EXERCISE: Find each line with the word "Acetic" and state how many there are, nothing more.

DATA EXCERPTS:
★ ★ ★
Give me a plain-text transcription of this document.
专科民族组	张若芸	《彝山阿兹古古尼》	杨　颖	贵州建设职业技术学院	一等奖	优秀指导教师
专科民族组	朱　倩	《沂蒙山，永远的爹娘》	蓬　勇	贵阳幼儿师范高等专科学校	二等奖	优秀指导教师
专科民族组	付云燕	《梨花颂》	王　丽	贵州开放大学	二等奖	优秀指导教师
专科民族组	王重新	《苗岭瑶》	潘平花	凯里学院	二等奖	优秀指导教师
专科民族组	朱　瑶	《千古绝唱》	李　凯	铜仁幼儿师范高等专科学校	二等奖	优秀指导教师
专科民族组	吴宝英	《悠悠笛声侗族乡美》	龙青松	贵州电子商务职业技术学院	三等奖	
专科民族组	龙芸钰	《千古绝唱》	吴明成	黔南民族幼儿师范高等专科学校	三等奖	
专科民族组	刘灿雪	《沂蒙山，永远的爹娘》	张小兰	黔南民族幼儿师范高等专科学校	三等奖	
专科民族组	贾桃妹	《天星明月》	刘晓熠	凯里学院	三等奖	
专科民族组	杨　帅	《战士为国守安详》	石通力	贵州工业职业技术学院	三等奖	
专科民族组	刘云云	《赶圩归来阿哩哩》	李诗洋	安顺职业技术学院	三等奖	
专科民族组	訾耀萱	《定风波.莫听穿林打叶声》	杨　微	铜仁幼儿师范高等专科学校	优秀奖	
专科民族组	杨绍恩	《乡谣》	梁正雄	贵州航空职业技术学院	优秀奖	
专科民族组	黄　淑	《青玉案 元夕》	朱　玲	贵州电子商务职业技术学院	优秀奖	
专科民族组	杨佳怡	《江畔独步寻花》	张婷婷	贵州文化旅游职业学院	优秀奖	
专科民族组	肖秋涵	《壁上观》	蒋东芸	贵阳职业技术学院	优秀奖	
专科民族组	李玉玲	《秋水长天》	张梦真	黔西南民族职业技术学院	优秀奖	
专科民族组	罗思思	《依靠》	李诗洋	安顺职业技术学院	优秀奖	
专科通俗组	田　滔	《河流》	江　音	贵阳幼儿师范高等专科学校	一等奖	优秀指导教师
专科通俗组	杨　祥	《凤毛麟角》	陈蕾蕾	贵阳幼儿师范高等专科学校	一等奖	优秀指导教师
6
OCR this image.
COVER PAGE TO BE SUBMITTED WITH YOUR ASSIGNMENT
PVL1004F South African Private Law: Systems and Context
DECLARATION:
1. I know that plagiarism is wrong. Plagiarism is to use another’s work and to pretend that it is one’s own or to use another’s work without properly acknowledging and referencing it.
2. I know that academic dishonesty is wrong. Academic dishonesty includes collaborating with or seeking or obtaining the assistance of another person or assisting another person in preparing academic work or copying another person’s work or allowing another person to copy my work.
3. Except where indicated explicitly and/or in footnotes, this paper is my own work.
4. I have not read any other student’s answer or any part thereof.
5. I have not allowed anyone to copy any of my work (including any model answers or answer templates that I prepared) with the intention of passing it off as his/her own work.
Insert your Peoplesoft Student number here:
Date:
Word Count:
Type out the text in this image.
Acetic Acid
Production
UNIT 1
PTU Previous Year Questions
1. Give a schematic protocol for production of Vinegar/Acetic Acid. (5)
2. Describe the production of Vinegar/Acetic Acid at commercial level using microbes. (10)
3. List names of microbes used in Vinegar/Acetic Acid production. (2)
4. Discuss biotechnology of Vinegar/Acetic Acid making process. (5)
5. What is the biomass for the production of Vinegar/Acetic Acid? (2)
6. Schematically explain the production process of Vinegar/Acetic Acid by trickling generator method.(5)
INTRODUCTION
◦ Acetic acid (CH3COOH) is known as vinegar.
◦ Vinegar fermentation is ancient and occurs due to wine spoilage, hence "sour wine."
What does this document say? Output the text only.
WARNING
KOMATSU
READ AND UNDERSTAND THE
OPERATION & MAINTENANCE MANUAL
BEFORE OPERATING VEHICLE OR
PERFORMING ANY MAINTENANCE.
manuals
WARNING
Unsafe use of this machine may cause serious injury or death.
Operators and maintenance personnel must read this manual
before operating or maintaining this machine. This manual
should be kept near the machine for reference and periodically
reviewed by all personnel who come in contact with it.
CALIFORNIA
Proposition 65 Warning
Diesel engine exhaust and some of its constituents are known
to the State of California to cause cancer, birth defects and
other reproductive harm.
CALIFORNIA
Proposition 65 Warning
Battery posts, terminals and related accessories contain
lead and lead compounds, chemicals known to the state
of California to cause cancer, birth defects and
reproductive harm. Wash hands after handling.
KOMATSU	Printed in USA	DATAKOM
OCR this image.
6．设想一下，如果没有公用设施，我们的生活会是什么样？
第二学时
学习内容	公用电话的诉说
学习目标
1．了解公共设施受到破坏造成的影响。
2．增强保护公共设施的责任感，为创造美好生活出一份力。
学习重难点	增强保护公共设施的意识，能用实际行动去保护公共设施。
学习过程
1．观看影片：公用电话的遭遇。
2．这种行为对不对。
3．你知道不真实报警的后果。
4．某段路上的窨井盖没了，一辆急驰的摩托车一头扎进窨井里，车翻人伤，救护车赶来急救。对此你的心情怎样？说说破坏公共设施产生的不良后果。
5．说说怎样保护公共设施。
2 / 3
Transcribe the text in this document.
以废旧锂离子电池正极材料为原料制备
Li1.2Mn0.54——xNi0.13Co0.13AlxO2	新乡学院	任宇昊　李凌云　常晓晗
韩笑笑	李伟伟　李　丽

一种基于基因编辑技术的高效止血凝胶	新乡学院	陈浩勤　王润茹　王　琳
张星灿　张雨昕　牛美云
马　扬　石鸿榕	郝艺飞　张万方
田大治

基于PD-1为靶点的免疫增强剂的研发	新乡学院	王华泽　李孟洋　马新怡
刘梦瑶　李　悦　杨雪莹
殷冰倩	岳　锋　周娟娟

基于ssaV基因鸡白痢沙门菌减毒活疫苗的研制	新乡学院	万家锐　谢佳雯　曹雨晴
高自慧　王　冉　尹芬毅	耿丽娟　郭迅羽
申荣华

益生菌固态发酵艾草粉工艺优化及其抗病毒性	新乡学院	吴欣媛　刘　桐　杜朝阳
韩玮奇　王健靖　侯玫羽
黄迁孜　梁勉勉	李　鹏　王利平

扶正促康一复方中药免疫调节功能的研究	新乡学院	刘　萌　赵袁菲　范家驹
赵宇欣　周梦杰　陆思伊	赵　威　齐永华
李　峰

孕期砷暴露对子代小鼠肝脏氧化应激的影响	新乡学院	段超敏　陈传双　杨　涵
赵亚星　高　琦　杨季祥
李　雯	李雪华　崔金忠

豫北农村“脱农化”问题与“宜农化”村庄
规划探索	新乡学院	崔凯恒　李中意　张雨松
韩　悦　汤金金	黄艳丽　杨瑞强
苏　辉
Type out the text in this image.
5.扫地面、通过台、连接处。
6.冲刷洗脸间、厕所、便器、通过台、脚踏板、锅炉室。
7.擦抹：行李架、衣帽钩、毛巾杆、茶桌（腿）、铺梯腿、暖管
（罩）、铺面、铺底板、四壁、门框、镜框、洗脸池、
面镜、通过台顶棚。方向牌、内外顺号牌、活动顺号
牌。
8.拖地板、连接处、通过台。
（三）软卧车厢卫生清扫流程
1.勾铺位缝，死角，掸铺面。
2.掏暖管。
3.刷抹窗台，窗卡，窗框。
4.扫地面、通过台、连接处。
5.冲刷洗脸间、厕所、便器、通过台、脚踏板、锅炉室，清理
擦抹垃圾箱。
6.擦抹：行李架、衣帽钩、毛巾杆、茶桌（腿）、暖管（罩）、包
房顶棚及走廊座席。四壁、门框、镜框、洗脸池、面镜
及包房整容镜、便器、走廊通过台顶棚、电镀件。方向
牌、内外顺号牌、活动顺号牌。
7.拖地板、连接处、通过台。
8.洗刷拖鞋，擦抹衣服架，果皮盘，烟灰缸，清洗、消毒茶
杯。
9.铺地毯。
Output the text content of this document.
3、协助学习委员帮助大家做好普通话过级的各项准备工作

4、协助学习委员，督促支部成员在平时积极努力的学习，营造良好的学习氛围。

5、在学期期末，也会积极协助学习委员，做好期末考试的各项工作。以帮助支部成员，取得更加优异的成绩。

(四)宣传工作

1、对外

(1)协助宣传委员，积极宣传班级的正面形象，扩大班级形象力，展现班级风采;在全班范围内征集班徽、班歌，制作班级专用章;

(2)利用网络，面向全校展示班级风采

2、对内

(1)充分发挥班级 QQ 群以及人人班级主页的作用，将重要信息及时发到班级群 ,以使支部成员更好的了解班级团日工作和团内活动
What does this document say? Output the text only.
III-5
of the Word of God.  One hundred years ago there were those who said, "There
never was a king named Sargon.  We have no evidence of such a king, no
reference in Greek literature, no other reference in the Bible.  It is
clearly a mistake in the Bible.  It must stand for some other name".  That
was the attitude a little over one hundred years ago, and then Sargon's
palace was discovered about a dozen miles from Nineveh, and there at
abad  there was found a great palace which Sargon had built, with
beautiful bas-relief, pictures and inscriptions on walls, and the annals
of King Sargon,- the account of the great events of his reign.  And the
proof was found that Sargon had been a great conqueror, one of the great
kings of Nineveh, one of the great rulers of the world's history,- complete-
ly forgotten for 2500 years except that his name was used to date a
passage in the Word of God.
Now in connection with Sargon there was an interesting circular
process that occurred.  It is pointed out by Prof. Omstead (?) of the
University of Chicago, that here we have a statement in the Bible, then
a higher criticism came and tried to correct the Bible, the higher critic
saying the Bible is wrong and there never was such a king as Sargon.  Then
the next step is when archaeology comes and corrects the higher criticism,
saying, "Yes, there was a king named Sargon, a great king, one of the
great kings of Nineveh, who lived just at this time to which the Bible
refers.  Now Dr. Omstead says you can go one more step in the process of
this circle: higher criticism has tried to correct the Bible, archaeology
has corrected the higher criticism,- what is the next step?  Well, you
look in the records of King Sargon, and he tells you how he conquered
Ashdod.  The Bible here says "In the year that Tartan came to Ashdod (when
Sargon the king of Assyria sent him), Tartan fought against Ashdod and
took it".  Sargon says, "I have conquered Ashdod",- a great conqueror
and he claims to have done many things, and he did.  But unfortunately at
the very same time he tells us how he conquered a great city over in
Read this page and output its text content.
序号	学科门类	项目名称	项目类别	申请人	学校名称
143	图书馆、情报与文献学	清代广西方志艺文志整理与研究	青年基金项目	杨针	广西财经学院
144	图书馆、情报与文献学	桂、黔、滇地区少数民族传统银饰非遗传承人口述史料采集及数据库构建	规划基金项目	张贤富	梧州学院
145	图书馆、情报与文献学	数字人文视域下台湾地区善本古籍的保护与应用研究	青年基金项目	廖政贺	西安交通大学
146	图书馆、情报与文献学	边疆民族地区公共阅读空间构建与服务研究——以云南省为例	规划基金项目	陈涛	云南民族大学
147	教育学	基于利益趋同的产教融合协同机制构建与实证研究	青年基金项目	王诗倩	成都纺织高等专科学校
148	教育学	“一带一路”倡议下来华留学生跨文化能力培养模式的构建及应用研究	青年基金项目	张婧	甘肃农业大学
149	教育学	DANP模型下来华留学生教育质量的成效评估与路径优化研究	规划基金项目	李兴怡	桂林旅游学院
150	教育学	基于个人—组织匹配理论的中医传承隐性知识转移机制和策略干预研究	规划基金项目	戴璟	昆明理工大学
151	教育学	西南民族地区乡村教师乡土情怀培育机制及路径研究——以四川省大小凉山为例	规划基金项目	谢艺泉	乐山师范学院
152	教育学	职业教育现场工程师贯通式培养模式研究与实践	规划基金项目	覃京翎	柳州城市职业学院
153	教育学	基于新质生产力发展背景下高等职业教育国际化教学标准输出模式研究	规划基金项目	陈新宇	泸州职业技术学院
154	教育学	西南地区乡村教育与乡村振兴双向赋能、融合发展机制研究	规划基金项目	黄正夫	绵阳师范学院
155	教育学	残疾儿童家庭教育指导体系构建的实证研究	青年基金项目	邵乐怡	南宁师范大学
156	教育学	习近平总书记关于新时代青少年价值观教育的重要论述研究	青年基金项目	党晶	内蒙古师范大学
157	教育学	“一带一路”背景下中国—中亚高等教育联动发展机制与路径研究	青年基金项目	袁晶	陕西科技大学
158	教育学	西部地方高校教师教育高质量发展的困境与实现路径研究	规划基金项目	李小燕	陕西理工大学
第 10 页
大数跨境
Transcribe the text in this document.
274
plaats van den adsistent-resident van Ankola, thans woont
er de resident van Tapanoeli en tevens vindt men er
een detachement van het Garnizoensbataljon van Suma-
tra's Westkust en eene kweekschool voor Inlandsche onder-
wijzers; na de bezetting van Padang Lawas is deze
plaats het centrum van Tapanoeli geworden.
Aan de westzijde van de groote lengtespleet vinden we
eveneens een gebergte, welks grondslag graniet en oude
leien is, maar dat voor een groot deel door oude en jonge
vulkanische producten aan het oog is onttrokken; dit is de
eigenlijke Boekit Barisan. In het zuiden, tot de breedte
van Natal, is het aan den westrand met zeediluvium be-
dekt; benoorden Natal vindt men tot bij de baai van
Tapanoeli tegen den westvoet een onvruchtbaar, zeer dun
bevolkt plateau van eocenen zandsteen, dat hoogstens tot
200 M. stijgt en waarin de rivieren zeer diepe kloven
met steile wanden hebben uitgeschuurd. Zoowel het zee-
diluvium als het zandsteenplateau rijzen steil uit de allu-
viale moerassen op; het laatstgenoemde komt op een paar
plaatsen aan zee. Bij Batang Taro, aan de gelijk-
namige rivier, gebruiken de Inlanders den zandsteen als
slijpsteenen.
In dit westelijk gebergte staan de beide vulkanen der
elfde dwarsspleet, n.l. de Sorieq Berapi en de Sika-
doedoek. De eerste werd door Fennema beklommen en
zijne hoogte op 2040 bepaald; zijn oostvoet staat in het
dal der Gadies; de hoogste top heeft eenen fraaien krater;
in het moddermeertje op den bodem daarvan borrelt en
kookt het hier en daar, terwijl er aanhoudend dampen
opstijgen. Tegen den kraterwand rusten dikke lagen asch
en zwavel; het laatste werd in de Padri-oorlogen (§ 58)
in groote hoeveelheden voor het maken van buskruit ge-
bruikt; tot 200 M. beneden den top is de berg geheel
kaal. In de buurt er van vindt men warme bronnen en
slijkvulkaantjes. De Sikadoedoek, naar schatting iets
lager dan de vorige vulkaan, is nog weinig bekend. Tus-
★ ★ ★
THE COMPLETED TASK: 8